Scan the data below. Pull out each line where "xlabel" occurs.

Saved data entries

--- Start ---

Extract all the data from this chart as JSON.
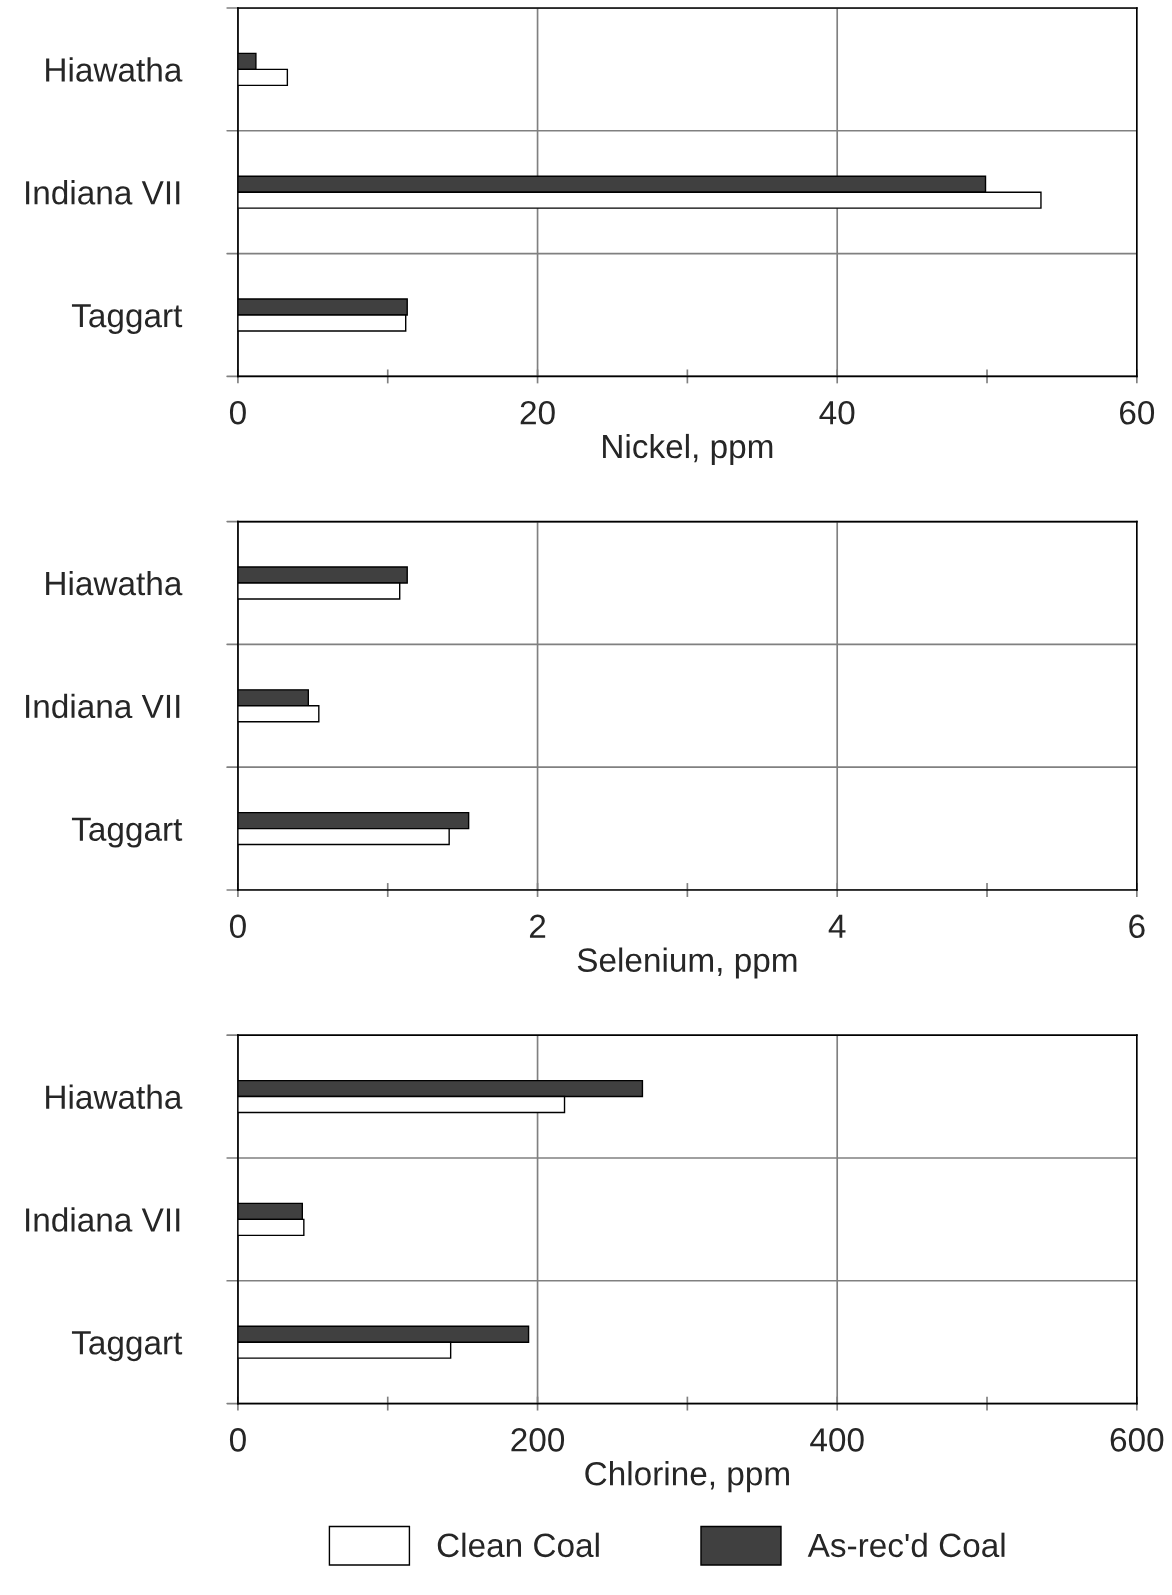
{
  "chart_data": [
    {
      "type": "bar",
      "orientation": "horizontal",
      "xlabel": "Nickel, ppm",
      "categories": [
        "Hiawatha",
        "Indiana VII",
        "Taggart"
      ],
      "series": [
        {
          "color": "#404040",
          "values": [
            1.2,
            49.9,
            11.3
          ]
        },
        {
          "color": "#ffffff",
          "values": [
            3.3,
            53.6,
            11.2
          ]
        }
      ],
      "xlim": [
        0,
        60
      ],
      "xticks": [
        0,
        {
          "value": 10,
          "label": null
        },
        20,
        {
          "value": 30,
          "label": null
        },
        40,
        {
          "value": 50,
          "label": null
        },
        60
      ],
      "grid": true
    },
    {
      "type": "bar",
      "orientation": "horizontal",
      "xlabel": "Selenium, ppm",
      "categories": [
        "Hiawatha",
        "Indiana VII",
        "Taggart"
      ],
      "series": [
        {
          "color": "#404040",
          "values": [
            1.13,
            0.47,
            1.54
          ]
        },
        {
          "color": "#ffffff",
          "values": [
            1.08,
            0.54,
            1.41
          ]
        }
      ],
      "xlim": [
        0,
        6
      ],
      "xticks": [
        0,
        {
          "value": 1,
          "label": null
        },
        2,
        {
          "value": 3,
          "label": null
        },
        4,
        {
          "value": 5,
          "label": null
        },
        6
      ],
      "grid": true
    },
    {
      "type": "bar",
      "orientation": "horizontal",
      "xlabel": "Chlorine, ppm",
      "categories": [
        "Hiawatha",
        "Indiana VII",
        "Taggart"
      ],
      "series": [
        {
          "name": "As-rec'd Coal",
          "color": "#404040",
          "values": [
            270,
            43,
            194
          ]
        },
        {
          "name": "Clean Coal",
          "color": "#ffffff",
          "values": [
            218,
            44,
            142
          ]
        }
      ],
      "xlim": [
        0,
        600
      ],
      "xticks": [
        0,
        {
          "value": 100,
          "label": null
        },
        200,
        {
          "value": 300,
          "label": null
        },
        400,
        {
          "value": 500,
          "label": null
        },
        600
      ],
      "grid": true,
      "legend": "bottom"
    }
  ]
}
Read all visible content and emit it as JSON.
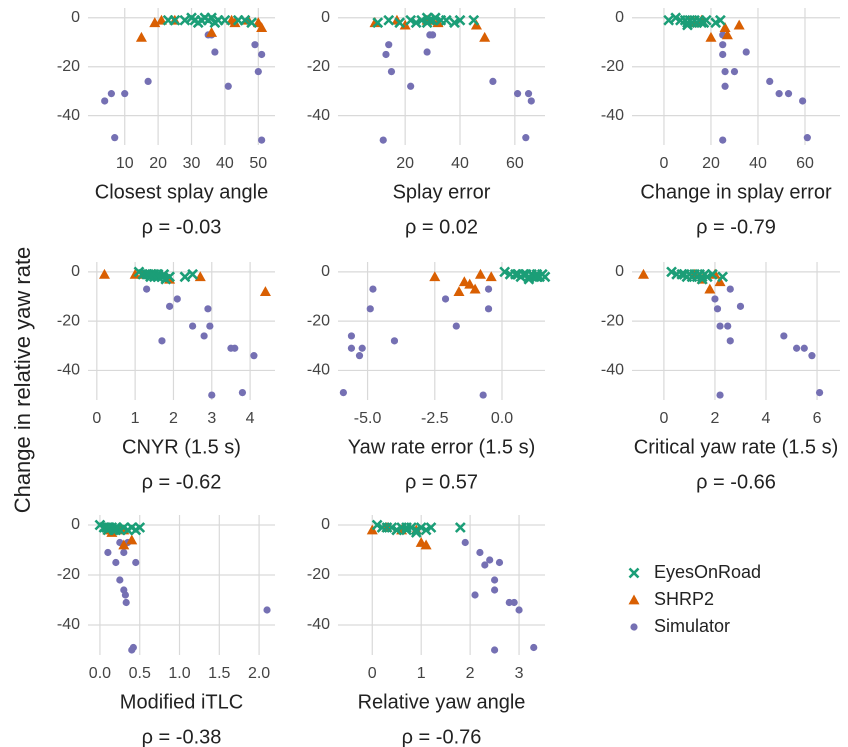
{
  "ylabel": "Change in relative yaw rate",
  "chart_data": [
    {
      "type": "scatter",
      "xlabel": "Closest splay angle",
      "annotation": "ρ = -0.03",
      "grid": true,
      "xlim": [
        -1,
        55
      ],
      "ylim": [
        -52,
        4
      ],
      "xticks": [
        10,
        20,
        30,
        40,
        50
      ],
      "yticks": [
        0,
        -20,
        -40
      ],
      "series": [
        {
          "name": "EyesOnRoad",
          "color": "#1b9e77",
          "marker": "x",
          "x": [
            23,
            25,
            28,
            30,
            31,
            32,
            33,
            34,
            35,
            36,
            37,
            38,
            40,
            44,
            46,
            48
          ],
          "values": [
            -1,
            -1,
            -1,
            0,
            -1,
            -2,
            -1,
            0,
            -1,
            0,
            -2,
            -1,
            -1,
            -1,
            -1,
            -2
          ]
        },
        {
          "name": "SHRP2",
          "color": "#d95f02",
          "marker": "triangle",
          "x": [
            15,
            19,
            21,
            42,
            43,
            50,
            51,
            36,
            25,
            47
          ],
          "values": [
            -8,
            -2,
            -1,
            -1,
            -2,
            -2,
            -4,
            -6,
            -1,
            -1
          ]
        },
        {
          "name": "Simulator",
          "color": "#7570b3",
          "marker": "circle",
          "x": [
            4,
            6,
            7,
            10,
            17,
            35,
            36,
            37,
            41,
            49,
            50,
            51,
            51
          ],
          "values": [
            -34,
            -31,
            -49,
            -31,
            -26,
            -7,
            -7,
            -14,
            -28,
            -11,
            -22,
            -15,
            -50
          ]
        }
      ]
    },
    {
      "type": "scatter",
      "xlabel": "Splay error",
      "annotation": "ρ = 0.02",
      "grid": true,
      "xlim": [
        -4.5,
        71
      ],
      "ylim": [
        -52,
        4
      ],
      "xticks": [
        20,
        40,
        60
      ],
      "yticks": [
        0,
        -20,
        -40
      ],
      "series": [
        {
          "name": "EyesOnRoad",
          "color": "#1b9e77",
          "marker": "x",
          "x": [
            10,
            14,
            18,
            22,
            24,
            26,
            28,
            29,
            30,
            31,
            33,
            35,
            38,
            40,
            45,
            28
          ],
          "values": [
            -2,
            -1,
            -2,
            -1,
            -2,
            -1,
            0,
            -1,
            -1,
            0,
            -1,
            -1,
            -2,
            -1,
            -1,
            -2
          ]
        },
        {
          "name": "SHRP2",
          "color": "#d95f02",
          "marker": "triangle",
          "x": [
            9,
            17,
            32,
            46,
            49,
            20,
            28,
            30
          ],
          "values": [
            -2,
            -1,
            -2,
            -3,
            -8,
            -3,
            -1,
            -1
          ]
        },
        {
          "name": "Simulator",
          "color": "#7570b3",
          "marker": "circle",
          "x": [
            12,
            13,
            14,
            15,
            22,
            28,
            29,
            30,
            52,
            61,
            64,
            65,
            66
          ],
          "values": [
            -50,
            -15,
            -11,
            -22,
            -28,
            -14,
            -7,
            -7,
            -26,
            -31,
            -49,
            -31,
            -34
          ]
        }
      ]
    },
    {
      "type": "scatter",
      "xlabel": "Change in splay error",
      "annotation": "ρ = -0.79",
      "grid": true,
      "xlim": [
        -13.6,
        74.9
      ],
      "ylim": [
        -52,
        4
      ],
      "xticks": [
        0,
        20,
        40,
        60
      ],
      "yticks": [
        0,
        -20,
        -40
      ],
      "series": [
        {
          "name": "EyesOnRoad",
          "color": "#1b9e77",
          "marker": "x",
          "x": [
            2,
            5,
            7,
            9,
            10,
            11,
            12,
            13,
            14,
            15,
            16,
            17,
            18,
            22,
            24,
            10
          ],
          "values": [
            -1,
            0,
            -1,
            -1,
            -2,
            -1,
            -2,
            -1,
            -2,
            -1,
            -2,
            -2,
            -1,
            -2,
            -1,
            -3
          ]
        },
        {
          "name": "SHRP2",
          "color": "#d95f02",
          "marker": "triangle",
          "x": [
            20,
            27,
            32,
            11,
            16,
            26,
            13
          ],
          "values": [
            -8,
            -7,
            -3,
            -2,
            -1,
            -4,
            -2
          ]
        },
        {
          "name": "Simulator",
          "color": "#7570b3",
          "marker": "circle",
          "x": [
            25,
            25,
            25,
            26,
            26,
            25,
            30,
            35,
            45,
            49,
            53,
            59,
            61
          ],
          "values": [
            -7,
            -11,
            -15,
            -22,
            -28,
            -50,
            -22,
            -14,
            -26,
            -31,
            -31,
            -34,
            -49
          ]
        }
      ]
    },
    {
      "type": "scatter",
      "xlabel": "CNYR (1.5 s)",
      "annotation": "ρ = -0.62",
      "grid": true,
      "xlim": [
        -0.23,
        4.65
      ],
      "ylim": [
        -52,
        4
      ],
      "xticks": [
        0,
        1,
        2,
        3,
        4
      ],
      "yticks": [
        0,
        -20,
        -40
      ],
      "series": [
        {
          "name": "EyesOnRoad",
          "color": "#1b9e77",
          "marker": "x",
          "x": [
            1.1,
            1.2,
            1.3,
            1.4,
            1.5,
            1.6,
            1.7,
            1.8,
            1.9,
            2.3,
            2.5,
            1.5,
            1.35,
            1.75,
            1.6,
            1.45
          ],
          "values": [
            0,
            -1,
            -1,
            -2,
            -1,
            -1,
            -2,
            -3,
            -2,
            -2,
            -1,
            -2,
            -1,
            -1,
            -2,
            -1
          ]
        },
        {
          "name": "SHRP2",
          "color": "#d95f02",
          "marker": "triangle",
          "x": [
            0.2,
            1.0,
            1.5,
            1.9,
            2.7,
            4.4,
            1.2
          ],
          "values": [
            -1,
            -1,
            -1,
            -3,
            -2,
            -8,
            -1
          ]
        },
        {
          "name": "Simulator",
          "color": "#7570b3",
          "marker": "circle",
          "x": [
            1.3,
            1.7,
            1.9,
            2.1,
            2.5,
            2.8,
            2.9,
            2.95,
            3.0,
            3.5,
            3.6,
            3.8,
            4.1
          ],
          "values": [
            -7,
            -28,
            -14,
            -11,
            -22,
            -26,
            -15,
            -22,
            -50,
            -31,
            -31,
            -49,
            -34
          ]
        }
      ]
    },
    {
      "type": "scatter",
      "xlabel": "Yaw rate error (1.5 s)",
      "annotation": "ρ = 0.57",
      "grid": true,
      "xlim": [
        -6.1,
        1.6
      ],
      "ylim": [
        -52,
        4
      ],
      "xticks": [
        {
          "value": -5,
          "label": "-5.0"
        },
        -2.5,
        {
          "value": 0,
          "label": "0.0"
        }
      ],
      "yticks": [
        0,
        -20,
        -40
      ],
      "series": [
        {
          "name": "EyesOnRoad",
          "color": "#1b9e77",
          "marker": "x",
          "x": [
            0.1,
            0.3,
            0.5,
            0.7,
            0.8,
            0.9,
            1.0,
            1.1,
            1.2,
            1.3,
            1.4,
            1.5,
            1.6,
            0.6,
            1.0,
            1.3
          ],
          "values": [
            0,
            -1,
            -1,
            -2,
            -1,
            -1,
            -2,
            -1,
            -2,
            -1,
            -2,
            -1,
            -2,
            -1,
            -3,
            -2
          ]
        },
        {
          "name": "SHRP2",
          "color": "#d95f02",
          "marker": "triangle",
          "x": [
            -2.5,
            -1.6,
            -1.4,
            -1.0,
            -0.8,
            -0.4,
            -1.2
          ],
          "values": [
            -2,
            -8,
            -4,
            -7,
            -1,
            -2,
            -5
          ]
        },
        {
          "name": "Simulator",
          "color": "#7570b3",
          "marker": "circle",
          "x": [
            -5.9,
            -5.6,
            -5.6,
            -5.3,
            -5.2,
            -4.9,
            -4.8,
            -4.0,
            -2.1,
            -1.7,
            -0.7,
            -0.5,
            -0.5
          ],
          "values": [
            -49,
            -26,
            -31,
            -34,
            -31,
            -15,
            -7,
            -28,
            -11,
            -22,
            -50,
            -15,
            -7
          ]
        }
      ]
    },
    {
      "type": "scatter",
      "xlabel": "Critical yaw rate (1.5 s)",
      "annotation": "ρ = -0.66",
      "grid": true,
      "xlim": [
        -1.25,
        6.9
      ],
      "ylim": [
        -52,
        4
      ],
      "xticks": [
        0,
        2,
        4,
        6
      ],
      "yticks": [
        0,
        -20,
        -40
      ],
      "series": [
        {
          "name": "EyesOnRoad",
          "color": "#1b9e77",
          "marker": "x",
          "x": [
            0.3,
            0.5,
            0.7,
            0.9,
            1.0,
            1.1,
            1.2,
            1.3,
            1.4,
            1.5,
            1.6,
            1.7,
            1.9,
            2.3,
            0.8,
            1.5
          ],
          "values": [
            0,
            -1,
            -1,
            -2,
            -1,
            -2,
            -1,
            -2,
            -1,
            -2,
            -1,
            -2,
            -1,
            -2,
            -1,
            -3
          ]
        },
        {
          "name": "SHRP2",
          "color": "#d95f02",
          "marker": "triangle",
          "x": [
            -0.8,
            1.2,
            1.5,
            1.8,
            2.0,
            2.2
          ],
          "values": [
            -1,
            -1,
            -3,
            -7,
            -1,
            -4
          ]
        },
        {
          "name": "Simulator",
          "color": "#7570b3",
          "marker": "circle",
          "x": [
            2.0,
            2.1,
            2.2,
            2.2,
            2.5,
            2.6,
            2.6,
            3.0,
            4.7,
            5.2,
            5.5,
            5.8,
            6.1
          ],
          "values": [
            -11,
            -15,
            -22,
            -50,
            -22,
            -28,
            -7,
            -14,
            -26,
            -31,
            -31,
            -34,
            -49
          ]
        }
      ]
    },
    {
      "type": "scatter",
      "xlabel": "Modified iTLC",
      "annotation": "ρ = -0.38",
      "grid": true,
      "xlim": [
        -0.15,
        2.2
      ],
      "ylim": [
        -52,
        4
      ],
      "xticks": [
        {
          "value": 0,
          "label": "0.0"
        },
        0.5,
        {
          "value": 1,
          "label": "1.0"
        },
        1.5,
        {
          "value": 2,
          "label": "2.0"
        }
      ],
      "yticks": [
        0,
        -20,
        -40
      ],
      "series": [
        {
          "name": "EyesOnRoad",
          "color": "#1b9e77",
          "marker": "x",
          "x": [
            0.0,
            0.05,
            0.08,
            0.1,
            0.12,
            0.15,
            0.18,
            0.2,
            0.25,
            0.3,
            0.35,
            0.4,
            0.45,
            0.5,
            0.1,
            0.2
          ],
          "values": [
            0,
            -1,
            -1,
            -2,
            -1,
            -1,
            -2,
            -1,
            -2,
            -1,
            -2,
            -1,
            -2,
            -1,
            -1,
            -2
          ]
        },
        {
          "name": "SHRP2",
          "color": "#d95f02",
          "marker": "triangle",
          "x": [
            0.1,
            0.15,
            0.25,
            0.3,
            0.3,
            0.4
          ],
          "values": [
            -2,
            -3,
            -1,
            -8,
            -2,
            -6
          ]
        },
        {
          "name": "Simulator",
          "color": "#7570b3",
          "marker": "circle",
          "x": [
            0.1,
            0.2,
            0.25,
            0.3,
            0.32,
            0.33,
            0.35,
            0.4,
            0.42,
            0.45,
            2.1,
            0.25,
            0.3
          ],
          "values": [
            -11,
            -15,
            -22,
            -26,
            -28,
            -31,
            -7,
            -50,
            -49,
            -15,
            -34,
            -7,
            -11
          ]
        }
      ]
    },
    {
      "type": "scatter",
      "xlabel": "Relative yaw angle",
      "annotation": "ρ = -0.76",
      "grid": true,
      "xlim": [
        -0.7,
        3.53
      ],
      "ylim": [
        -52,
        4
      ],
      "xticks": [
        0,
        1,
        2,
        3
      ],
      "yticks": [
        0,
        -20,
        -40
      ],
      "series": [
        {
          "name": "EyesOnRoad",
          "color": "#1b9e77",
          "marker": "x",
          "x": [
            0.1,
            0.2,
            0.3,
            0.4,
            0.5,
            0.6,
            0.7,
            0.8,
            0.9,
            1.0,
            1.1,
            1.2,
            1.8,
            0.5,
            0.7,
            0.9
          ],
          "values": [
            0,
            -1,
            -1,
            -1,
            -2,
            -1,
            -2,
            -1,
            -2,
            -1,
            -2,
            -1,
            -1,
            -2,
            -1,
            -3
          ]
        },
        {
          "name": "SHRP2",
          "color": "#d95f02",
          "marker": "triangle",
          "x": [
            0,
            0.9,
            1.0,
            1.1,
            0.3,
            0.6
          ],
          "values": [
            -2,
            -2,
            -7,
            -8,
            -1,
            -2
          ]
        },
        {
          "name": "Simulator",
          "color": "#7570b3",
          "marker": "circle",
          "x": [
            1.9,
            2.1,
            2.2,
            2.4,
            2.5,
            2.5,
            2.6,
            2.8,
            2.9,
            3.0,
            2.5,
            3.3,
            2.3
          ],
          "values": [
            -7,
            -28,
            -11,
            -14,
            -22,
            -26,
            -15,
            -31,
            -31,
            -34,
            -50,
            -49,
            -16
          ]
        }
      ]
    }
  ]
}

--- End ---

• [Worked solution]:
      "xlabel": "Nickel, ppm",
      "xlabel": "Selenium, ppm",
      "xlabel": "Chlorine, ppm",
      "xlabel": "Closest splay angle",
      "xlabel": "Splay error",
      "xlabel": "Change in splay error",
      "xlabel": "CNYR (1.5 s)",
      "xlabel": "Yaw rate error (1.5 s)",
      "xlabel": "Critical yaw rate (1.5 s)",
      "xlabel": "Modified iTLC",
      "xlabel": "Relative yaw angle",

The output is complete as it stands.